• _Required task_
Please transcribe the records precisely; pictures stay out of your copy.

• _Task material_
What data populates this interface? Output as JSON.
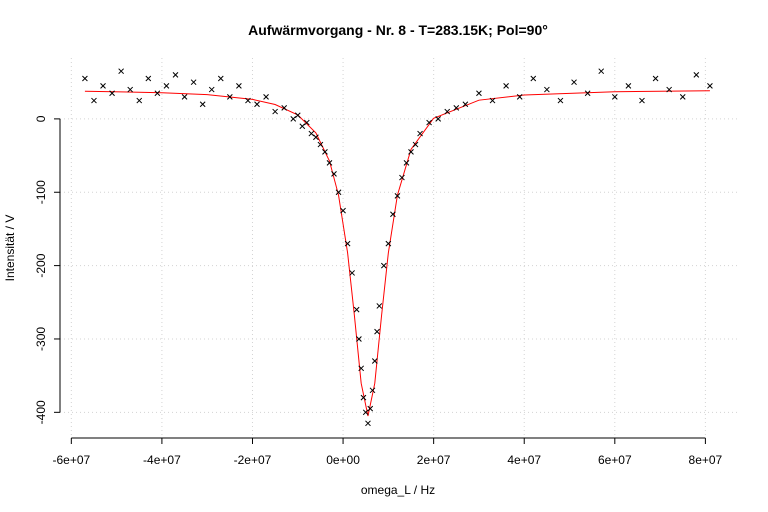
{
  "chart_data": {
    "type": "scatter",
    "title": "Aufwärmvorgang - Nr. 8 - T=283.15K; Pol=90°",
    "xlabel": "omega_L / Hz",
    "ylabel": "Intensität / V",
    "xlim": [
      -62500000,
      87200000
    ],
    "ylim": [
      -435,
      83
    ],
    "xticks": [
      {
        "value": -60000000,
        "label": "-6e+07"
      },
      {
        "value": -40000000,
        "label": "-4e+07"
      },
      {
        "value": -20000000,
        "label": "-2e+07"
      },
      {
        "value": 0,
        "label": "0e+00"
      },
      {
        "value": 20000000,
        "label": "2e+07"
      },
      {
        "value": 40000000,
        "label": "4e+07"
      },
      {
        "value": 60000000,
        "label": "6e+07"
      },
      {
        "value": 80000000,
        "label": "8e+07"
      }
    ],
    "yticks": [
      -400,
      -300,
      -200,
      -100,
      0
    ],
    "grid": true,
    "points": {
      "color": "#000000",
      "x": [
        -57000000,
        -55000000,
        -53000000,
        -51000000,
        -49000000,
        -47000000,
        -45000000,
        -43000000,
        -41000000,
        -39000000,
        -37000000,
        -35000000,
        -33000000,
        -31000000,
        -29000000,
        -27000000,
        -25000000,
        -23000000,
        -21000000,
        -19000000,
        -17000000,
        -15000000,
        -13000000,
        -11000000,
        -10000000,
        -9000000,
        -8000000,
        -7000000,
        -6000000,
        -5000000,
        -4000000,
        -3000000,
        -2000000,
        -1000000,
        0,
        1000000,
        2000000,
        3000000,
        3500000,
        4000000,
        4500000,
        5000000,
        5500000,
        6000000,
        6500000,
        7000000,
        7500000,
        8000000,
        9000000,
        10000000,
        11000000,
        12000000,
        13000000,
        14000000,
        15000000,
        16000000,
        17000000,
        19000000,
        21000000,
        23000000,
        25000000,
        27000000,
        30000000,
        33000000,
        36000000,
        39000000,
        42000000,
        45000000,
        48000000,
        51000000,
        54000000,
        57000000,
        60000000,
        63000000,
        66000000,
        69000000,
        72000000,
        75000000,
        78000000,
        81000000
      ],
      "values": [
        55,
        25,
        45,
        35,
        65,
        40,
        25,
        55,
        35,
        45,
        60,
        30,
        50,
        20,
        40,
        55,
        30,
        45,
        25,
        20,
        30,
        10,
        15,
        0,
        5,
        -10,
        -5,
        -20,
        -25,
        -35,
        -45,
        -60,
        -75,
        -100,
        -125,
        -170,
        -210,
        -260,
        -300,
        -340,
        -380,
        -400,
        -415,
        -395,
        -370,
        -330,
        -290,
        -255,
        -200,
        -170,
        -130,
        -105,
        -80,
        -60,
        -45,
        -35,
        -20,
        -5,
        0,
        10,
        15,
        20,
        35,
        25,
        45,
        30,
        55,
        40,
        25,
        50,
        35,
        65,
        30,
        45,
        25,
        55,
        40,
        30,
        60,
        45
      ]
    },
    "fit": {
      "color": "#ff0000",
      "x": [
        -57000000,
        -40000000,
        -30000000,
        -20000000,
        -15000000,
        -10000000,
        -6000000,
        -3000000,
        -1000000,
        1000000,
        2500000,
        4000000,
        5500000,
        7000000,
        8500000,
        10000000,
        12000000,
        15000000,
        20000000,
        30000000,
        40000000,
        60000000,
        81000000
      ],
      "values": [
        37.7,
        35.7,
        33.0,
        26.6,
        19.6,
        5.4,
        -19.1,
        -57.4,
        -104,
        -182.5,
        -268,
        -360.5,
        -405,
        -360.5,
        -268,
        -182.5,
        -104,
        -41.5,
        0.9,
        25.5,
        32.6,
        37,
        38.4
      ]
    }
  }
}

• _Solution to this problem_
What data populates this interface? Output as JSON.
{
  "chart_data": {
    "type": "scatter",
    "title": "Aufwärmvorgang - Nr. 8 - T=283.15K; Pol=90°",
    "xlabel": "omega_L / Hz",
    "ylabel": "Intensität / V",
    "xlim": [
      -62500000,
      87200000
    ],
    "ylim": [
      -435,
      83
    ],
    "xticks": [
      {
        "value": -60000000,
        "label": "-6e+07"
      },
      {
        "value": -40000000,
        "label": "-4e+07"
      },
      {
        "value": -20000000,
        "label": "-2e+07"
      },
      {
        "value": 0,
        "label": "0e+00"
      },
      {
        "value": 20000000,
        "label": "2e+07"
      },
      {
        "value": 40000000,
        "label": "4e+07"
      },
      {
        "value": 60000000,
        "label": "6e+07"
      },
      {
        "value": 80000000,
        "label": "8e+07"
      }
    ],
    "yticks": [
      -400,
      -300,
      -200,
      -100,
      0
    ],
    "grid": true,
    "points": {
      "color": "#000000",
      "x": [
        -57000000,
        -55000000,
        -53000000,
        -51000000,
        -49000000,
        -47000000,
        -45000000,
        -43000000,
        -41000000,
        -39000000,
        -37000000,
        -35000000,
        -33000000,
        -31000000,
        -29000000,
        -27000000,
        -25000000,
        -23000000,
        -21000000,
        -19000000,
        -17000000,
        -15000000,
        -13000000,
        -11000000,
        -10000000,
        -9000000,
        -8000000,
        -7000000,
        -6000000,
        -5000000,
        -4000000,
        -3000000,
        -2000000,
        -1000000,
        0,
        1000000,
        2000000,
        3000000,
        3500000,
        4000000,
        4500000,
        5000000,
        5500000,
        6000000,
        6500000,
        7000000,
        7500000,
        8000000,
        9000000,
        10000000,
        11000000,
        12000000,
        13000000,
        14000000,
        15000000,
        16000000,
        17000000,
        19000000,
        21000000,
        23000000,
        25000000,
        27000000,
        30000000,
        33000000,
        36000000,
        39000000,
        42000000,
        45000000,
        48000000,
        51000000,
        54000000,
        57000000,
        60000000,
        63000000,
        66000000,
        69000000,
        72000000,
        75000000,
        78000000,
        81000000
      ],
      "values": [
        55,
        25,
        45,
        35,
        65,
        40,
        25,
        55,
        35,
        45,
        60,
        30,
        50,
        20,
        40,
        55,
        30,
        45,
        25,
        20,
        30,
        10,
        15,
        0,
        5,
        -10,
        -5,
        -20,
        -25,
        -35,
        -45,
        -60,
        -75,
        -100,
        -125,
        -170,
        -210,
        -260,
        -300,
        -340,
        -380,
        -400,
        -415,
        -395,
        -370,
        -330,
        -290,
        -255,
        -200,
        -170,
        -130,
        -105,
        -80,
        -60,
        -45,
        -35,
        -20,
        -5,
        0,
        10,
        15,
        20,
        35,
        25,
        45,
        30,
        55,
        40,
        25,
        50,
        35,
        65,
        30,
        45,
        25,
        55,
        40,
        30,
        60,
        45
      ]
    },
    "fit": {
      "color": "#ff0000",
      "x": [
        -57000000,
        -40000000,
        -30000000,
        -20000000,
        -15000000,
        -10000000,
        -6000000,
        -3000000,
        -1000000,
        1000000,
        2500000,
        4000000,
        5500000,
        7000000,
        8500000,
        10000000,
        12000000,
        15000000,
        20000000,
        30000000,
        40000000,
        60000000,
        81000000
      ],
      "values": [
        37.7,
        35.7,
        33.0,
        26.6,
        19.6,
        5.4,
        -19.1,
        -57.4,
        -104,
        -182.5,
        -268,
        -360.5,
        -405,
        -360.5,
        -268,
        -182.5,
        -104,
        -41.5,
        0.9,
        25.5,
        32.6,
        37,
        38.4
      ]
    }
  }
}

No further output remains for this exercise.